Element location data
-=-=-
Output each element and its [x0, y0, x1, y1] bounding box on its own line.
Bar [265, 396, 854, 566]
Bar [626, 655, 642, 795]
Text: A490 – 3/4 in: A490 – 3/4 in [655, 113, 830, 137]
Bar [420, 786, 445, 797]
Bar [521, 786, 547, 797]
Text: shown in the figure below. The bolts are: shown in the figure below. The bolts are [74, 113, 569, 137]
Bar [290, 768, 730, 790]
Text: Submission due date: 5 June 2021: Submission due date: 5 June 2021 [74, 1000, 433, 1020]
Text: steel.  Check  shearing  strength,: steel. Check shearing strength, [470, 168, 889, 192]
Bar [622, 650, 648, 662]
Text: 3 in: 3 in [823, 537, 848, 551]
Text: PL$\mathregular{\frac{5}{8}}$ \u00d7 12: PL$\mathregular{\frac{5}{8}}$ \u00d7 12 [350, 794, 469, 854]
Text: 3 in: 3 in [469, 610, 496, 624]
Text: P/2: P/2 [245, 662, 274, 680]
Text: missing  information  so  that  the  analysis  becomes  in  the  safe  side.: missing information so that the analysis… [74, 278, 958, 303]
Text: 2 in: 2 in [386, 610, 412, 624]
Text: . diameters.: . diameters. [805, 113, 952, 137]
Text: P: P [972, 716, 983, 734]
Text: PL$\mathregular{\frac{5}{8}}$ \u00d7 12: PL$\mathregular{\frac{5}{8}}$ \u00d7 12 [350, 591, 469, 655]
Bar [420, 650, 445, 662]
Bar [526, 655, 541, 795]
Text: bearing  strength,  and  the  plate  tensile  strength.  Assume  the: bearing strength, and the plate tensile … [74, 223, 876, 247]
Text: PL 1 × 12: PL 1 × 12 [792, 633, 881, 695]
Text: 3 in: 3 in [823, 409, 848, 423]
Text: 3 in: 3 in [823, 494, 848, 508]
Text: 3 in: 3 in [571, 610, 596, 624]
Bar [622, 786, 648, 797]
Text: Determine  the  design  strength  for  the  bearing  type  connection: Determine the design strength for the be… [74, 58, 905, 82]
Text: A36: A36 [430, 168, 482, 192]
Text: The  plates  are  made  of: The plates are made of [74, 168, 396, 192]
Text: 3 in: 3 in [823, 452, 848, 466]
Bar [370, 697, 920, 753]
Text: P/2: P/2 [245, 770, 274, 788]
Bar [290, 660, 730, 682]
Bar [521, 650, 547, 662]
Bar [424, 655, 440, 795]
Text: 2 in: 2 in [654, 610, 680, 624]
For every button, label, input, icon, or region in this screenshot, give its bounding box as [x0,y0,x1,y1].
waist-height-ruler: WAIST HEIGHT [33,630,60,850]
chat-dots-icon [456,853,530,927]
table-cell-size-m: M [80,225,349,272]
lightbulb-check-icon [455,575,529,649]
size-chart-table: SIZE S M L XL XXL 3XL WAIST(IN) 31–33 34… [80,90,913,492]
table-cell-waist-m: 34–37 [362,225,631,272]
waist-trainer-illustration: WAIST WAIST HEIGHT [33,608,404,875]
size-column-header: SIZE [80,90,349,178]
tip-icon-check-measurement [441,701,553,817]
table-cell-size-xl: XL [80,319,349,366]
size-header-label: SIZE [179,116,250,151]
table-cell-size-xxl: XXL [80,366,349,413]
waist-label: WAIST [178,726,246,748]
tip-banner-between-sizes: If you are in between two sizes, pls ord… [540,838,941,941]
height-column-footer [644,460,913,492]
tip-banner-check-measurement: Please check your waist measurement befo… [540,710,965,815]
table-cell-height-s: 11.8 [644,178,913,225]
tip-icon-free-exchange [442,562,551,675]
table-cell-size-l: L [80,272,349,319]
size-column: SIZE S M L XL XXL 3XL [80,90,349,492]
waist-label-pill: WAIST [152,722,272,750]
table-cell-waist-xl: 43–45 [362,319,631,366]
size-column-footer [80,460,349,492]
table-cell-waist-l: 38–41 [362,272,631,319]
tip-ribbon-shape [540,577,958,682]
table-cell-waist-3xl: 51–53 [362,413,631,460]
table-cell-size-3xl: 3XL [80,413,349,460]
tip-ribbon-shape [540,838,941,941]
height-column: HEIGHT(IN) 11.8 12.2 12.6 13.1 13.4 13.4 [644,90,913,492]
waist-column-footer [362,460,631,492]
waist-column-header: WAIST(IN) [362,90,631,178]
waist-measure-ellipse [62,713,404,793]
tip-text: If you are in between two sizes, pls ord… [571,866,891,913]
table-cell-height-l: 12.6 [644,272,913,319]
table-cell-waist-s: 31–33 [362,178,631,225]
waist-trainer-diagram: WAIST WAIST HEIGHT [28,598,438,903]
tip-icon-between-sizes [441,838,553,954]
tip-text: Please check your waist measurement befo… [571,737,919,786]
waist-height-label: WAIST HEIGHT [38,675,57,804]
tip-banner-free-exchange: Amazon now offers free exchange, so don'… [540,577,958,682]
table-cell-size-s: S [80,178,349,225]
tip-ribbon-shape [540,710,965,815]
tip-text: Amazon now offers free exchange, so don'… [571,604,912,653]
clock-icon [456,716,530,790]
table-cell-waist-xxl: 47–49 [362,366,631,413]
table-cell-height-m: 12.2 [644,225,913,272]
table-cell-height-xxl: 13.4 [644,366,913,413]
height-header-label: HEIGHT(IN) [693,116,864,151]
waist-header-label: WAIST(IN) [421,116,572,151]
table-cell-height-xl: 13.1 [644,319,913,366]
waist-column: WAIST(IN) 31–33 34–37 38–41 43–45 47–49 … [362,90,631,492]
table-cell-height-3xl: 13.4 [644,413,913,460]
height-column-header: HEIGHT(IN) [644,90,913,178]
-=-=-
== Work to be completed ==
Find every line in the data above that contains the string "footer" and copy each of those lines. Case must match.

== Output of the task ==
height-column-footer [644,460,913,492]
size-column-footer [80,460,349,492]
waist-column-footer [362,460,631,492]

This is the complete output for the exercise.